▶ **Exercise**: Give the number of lines in the listing below that include the word "ylabel", with nothing more.

▶ **Extracted entries**:
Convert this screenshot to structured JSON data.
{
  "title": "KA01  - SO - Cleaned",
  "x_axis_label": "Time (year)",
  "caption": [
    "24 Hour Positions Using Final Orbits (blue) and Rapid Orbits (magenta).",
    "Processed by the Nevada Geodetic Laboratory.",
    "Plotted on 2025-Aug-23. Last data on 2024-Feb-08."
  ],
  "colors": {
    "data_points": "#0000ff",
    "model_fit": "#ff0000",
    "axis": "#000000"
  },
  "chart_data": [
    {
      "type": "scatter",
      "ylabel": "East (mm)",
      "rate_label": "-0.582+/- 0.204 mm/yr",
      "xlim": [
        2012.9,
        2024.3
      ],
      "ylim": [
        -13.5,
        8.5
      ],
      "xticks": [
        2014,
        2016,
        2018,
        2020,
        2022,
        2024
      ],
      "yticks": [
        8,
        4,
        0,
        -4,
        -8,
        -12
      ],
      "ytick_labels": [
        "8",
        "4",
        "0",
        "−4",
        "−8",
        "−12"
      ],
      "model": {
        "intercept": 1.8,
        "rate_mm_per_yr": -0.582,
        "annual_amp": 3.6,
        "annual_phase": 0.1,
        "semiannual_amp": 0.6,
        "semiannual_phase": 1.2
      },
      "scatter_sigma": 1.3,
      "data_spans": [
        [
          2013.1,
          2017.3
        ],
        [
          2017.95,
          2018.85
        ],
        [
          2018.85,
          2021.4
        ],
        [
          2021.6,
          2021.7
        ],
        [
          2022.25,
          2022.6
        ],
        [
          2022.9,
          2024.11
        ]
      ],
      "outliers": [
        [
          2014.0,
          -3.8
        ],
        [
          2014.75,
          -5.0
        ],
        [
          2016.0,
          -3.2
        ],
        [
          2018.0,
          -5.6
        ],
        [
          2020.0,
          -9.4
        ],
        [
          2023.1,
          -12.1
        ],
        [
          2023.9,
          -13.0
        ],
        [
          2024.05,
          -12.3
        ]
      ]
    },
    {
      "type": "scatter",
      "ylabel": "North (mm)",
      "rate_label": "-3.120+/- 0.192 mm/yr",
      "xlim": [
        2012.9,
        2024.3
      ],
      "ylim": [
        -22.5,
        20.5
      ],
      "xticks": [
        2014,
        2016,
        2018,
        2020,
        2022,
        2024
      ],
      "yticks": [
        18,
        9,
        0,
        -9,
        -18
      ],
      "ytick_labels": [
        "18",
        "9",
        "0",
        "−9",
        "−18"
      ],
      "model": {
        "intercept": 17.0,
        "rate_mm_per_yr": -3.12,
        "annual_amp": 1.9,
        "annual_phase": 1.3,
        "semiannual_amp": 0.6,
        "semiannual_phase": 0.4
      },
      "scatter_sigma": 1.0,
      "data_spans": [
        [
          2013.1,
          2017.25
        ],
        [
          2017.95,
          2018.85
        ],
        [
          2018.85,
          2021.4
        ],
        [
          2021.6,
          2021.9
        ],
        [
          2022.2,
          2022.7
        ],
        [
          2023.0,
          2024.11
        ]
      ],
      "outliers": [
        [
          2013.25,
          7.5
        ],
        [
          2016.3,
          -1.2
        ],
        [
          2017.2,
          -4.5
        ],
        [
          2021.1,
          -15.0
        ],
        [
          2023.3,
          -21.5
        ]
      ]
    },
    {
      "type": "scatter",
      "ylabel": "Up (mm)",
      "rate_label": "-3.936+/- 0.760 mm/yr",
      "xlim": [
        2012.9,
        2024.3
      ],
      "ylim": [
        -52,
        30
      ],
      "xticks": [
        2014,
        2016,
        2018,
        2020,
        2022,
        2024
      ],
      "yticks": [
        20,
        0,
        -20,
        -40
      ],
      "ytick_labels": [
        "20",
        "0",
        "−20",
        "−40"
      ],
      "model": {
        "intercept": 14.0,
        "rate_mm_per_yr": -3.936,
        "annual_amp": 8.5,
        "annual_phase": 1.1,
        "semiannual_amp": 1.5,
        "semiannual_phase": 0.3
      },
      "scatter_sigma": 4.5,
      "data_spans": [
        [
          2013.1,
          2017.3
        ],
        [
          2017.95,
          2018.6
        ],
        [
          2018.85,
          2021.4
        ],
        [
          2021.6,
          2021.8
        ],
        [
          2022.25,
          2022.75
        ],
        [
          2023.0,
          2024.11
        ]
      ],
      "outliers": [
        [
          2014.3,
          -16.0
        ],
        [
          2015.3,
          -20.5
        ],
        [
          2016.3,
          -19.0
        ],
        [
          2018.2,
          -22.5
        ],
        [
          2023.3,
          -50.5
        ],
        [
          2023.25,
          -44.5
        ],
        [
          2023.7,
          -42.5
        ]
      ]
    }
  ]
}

▶ **Right answer**: 3